* _Aim_
Convert the material below into a JSON list of strings with one string per line, leaving out any blank lines.

* _Input data_
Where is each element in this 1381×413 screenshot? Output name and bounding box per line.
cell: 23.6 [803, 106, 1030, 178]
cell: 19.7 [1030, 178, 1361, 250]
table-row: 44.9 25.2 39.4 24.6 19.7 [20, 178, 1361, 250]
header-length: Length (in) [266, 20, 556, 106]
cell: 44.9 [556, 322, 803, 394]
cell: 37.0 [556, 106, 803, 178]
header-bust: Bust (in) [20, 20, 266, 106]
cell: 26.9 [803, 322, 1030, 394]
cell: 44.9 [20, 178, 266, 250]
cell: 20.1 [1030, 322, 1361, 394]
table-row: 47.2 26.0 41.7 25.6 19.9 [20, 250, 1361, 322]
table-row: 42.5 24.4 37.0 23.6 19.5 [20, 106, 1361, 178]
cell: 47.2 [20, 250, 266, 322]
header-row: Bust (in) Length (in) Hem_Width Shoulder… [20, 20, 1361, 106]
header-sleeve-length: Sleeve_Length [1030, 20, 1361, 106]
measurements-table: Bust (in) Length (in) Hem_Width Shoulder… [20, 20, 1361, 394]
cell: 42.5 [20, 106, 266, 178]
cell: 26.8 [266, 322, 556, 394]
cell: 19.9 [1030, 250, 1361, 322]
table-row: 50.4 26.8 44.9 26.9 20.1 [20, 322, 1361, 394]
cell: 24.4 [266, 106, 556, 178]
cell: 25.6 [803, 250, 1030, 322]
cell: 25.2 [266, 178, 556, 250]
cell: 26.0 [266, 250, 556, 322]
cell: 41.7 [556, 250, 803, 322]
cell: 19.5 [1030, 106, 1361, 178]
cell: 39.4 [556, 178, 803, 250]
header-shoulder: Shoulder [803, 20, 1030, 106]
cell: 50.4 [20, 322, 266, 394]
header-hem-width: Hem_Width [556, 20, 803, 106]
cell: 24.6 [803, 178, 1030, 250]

* _Result_
[
  "Where is each element in this 1381×413 screenshot? Output name and bounding box per line.",
  "cell: 23.6 [803, 106, 1030, 178]",
  "cell: 19.7 [1030, 178, 1361, 250]",
  "table-row: 44.9 25.2 39.4 24.6 19.7 [20, 178, 1361, 250]",
  "header-length: Length (in) [266, 20, 556, 106]",
  "cell: 44.9 [556, 322, 803, 394]",
  "cell: 37.0 [556, 106, 803, 178]",
  "header-bust: Bust (in) [20, 20, 266, 106]",
  "cell: 26.9 [803, 322, 1030, 394]",
  "cell: 44.9 [20, 178, 266, 250]",
  "cell: 20.1 [1030, 322, 1361, 394]",
  "table-row: 47.2 26.0 41.7 25.6 19.9 [20, 250, 1361, 322]",
  "table-row: 42.5 24.4 37.0 23.6 19.5 [20, 106, 1361, 178]",
  "cell: 47.2 [20, 250, 266, 322]",
  "header-row: Bust (in) Length (in) Hem_Width Shoulder… [20, 20, 1361, 106]",
  "header-sleeve-length: Sleeve_Length [1030, 20, 1361, 106]",
  "measurements-table: Bust (in) Length (in) Hem_Width Shoulder… [20, 20, 1361, 394]",
  "cell: 42.5 [20, 106, 266, 178]",
  "cell: 26.8 [266, 322, 556, 394]",
  "cell: 19.9 [1030, 250, 1361, 322]",
  "table-row: 50.4 26.8 44.9 26.9 20.1 [20, 322, 1361, 394]",
  "cell: 24.4 [266, 106, 556, 178]",
  "cell: 25.6 [803, 250, 1030, 322]",
  "cell: 25.2 [266, 178, 556, 250]",
  "cell: 26.0 [266, 250, 556, 322]",
  "cell: 41.7 [556, 250, 803, 322]",
  "cell: 19.5 [1030, 106, 1361, 178]",
  "cell: 39.4 [556, 178, 803, 250]",
  "header-shoulder: Shoulder [803, 20, 1030, 106]",
  "cell: 50.4 [20, 322, 266, 394]",
  "header-hem-width: Hem_Width [556, 20, 803, 106]",
  "cell: 24.6 [803, 178, 1030, 250]"
]